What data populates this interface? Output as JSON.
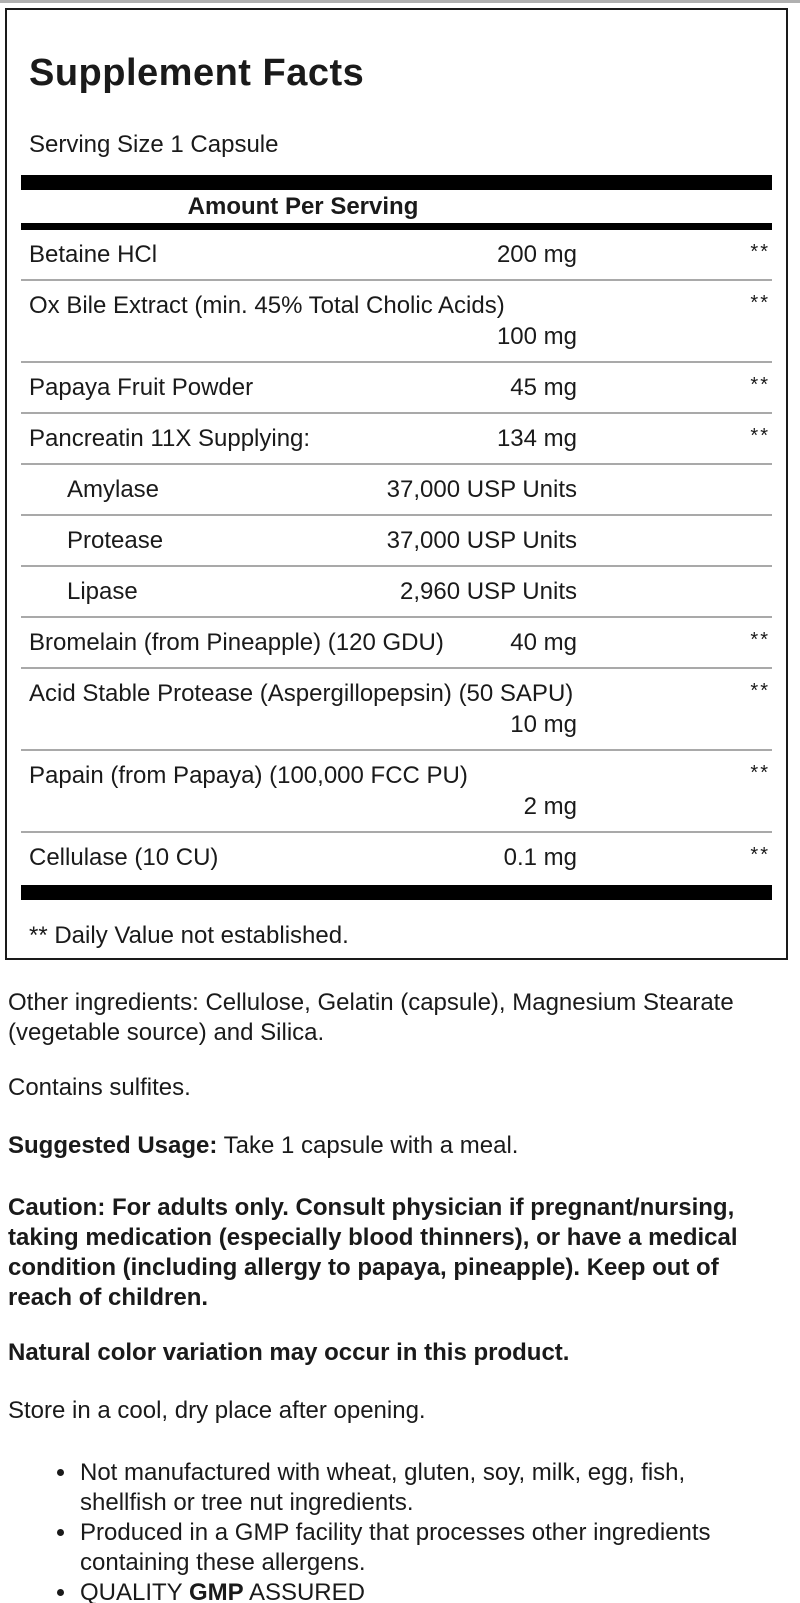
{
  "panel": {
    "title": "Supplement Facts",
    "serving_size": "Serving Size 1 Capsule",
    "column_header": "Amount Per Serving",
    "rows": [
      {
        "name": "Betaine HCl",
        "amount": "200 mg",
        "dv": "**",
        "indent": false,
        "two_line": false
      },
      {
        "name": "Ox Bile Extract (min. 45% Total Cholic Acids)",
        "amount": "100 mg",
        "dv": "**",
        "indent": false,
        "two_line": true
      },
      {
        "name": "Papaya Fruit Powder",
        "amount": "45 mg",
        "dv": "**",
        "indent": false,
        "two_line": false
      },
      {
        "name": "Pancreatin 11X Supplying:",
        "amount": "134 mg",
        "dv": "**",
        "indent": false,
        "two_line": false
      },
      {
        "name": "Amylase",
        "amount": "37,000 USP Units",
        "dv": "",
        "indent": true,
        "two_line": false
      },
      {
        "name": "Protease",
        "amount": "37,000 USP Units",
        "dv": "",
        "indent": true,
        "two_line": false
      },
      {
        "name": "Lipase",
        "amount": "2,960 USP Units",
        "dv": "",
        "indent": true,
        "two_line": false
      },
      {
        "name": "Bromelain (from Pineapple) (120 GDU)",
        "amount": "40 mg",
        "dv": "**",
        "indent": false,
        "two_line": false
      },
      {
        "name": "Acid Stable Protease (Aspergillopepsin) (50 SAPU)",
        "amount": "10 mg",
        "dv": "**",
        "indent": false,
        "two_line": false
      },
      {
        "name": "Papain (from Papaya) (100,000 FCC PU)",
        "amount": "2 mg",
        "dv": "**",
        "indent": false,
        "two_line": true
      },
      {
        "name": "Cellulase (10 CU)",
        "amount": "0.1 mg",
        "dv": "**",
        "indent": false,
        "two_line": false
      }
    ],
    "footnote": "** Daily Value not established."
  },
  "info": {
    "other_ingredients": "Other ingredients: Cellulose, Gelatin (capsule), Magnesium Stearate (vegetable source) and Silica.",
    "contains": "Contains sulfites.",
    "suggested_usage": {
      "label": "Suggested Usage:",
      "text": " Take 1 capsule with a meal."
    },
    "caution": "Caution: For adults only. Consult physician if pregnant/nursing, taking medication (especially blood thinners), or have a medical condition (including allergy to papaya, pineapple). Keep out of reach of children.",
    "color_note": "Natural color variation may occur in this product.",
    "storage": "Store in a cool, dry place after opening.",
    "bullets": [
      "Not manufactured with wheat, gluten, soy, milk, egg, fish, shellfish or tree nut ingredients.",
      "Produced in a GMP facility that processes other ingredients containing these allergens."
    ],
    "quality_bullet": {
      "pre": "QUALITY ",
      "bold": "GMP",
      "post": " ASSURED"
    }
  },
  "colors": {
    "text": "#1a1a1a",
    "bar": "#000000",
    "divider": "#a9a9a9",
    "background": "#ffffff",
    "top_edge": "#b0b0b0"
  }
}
•••••
Copy out every line with the word "Protease".

◆ **RESULT OF THE TASK**
        "name": "Protease",
        "name": "Acid Stable Protease (Aspergillopepsin) (50 SAPU)",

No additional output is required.